▶ Exercise aim: Extract the entries in their exact form.

▶ Exercise input:
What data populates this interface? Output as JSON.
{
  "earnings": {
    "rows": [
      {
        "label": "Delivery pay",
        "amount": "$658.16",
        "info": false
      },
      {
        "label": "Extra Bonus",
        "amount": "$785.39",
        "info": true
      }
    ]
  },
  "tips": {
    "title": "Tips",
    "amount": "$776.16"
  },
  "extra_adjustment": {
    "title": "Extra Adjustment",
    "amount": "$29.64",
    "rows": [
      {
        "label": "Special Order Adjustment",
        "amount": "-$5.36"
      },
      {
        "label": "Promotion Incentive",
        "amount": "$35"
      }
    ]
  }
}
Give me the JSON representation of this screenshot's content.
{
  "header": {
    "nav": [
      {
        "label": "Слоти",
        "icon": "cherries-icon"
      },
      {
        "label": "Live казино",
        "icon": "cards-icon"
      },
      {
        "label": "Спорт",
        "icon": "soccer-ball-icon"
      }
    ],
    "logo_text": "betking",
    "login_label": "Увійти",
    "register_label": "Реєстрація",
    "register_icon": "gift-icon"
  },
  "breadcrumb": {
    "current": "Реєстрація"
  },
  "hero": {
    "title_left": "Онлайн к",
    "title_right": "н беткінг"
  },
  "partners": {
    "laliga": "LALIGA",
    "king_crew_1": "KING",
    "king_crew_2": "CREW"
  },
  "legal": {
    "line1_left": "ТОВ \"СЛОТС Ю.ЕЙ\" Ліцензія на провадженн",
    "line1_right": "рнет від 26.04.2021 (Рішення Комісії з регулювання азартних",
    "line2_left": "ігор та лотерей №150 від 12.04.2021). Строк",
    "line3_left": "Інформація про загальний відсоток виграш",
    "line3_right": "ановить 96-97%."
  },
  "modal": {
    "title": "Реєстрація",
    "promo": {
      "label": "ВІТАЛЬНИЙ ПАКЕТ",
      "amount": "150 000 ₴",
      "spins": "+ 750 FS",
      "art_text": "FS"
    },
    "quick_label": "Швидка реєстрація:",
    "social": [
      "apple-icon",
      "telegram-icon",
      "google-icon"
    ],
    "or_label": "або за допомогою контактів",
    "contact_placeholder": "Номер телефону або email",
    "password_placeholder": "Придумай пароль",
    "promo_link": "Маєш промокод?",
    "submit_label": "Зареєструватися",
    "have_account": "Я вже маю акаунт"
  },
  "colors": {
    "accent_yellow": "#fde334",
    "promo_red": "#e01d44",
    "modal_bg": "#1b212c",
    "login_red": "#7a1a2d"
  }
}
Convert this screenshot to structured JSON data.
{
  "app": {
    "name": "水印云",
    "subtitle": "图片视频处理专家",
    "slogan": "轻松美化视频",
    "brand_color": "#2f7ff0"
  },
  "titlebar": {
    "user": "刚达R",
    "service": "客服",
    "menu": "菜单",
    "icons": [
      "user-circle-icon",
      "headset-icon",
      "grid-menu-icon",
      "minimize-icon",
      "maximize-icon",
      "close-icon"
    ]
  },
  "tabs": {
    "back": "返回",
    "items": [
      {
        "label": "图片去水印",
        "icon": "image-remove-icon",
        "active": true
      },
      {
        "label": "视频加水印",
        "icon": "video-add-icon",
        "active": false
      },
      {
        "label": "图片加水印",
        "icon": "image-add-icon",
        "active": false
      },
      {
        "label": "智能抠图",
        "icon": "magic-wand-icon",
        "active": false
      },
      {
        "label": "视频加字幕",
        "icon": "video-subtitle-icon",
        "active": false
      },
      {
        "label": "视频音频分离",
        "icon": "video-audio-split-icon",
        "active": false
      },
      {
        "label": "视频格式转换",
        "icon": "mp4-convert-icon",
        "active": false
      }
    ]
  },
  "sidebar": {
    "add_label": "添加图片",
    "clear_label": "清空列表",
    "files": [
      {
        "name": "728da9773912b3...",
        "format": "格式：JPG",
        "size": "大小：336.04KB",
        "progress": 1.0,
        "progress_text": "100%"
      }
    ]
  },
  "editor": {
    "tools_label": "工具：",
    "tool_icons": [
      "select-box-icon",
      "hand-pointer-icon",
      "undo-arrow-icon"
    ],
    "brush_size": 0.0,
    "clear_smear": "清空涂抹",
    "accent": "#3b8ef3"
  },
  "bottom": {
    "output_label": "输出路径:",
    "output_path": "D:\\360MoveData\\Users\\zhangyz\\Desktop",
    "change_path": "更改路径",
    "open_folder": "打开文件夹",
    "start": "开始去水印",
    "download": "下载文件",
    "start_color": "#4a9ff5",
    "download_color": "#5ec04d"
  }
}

▶ The reply:
What data populates this interface? Output as JSON.
{
  "earnings": {
    "rows": [
      {
        "label": "Delivery pay",
        "amount": "$658.16",
        "info": false
      },
      {
        "label": "Extra Bonus",
        "amount": "$785.39",
        "info": true
      }
    ]
  },
  "tips": {
    "title": "Tips",
    "amount": "$776.16"
  },
  "extra_adjustment": {
    "title": "Extra Adjustment",
    "amount": "$29.64",
    "rows": [
      {
        "label": "Special Order Adjustment",
        "amount": "-$5.36"
      },
      {
        "label": "Promotion Incentive",
        "amount": "$35"
      }
    ]
  }
}
Give me the JSON representation of this screenshot's content.
{
  "header": {
    "nav": [
      {
        "label": "Слоти",
        "icon": "cherries-icon"
      },
      {
        "label": "Live казино",
        "icon": "cards-icon"
      },
      {
        "label": "Спорт",
        "icon": "soccer-ball-icon"
      }
    ],
    "logo_text": "betking",
    "login_label": "Увійти",
    "register_label": "Реєстрація",
    "register_icon": "gift-icon"
  },
  "breadcrumb": {
    "current": "Реєстрація"
  },
  "hero": {
    "title_left": "Онлайн к",
    "title_right": "н беткінг"
  },
  "partners": {
    "laliga": "LALIGA",
    "king_crew_1": "KING",
    "king_crew_2": "CREW"
  },
  "legal": {
    "line1_left": "ТОВ \"СЛОТС Ю.ЕЙ\" Ліцензія на провадженн",
    "line1_right": "рнет від 26.04.2021 (Рішення Комісії з регулювання азартних",
    "line2_left": "ігор та лотерей №150 від 12.04.2021). Строк",
    "line3_left": "Інформація про загальний відсоток виграш",
    "line3_right": "ановить 96-97%."
  },
  "modal": {
    "title": "Реєстрація",
    "promo": {
      "label": "ВІТАЛЬНИЙ ПАКЕТ",
      "amount": "150 000 ₴",
      "spins": "+ 750 FS",
      "art_text": "FS"
    },
    "quick_label": "Швидка реєстрація:",
    "social": [
      "apple-icon",
      "telegram-icon",
      "google-icon"
    ],
    "or_label": "або за допомогою контактів",
    "contact_placeholder": "Номер телефону або email",
    "password_placeholder": "Придумай пароль",
    "promo_link": "Маєш промокод?",
    "submit_label": "Зареєструватися",
    "have_account": "Я вже маю акаунт"
  },
  "colors": {
    "accent_yellow": "#fde334",
    "promo_red": "#e01d44",
    "modal_bg": "#1b212c",
    "login_red": "#7a1a2d"
  }
}
Convert this screenshot to structured JSON data.
{
  "app": {
    "name": "水印云",
    "subtitle": "图片视频处理专家",
    "slogan": "轻松美化视频",
    "brand_color": "#2f7ff0"
  },
  "titlebar": {
    "user": "刚达R",
    "service": "客服",
    "menu": "菜单",
    "icons": [
      "user-circle-icon",
      "headset-icon",
      "grid-menu-icon",
      "minimize-icon",
      "maximize-icon",
      "close-icon"
    ]
  },
  "tabs": {
    "back": "返回",
    "items": [
      {
        "label": "图片去水印",
        "icon": "image-remove-icon",
        "active": true
      },
      {
        "label": "视频加水印",
        "icon": "video-add-icon",
        "active": false
      },
      {
        "label": "图片加水印",
        "icon": "image-add-icon",
        "active": false
      },
      {
        "label": "智能抠图",
        "icon": "magic-wand-icon",
        "active": false
      },
      {
        "label": "视频加字幕",
        "icon": "video-subtitle-icon",
        "active": false
      },
      {
        "label": "视频音频分离",
        "icon": "video-audio-split-icon",
        "active": false
      },
      {
        "label": "视频格式转换",
        "icon": "mp4-convert-icon",
        "active": false
      }
    ]
  },
  "sidebar": {
    "add_label": "添加图片",
    "clear_label": "清空列表",
    "files": [
      {
        "name": "728da9773912b3...",
        "format": "格式：JPG",
        "size": "大小：336.04KB",
        "progress": 1.0,
        "progress_text": "100%"
      }
    ]
  },
  "editor": {
    "tools_label": "工具：",
    "tool_icons": [
      "select-box-icon",
      "hand-pointer-icon",
      "undo-arrow-icon"
    ],
    "brush_size": 0.0,
    "clear_smear": "清空涂抹",
    "accent": "#3b8ef3"
  },
  "bottom": {
    "output_label": "输出路径:",
    "output_path": "D:\\360MoveData\\Users\\zhangyz\\Desktop",
    "change_path": "更改路径",
    "open_folder": "打开文件夹",
    "start": "开始去水印",
    "download": "下载文件",
    "start_color": "#4a9ff5",
    "download_color": "#5ec04d"
  }
}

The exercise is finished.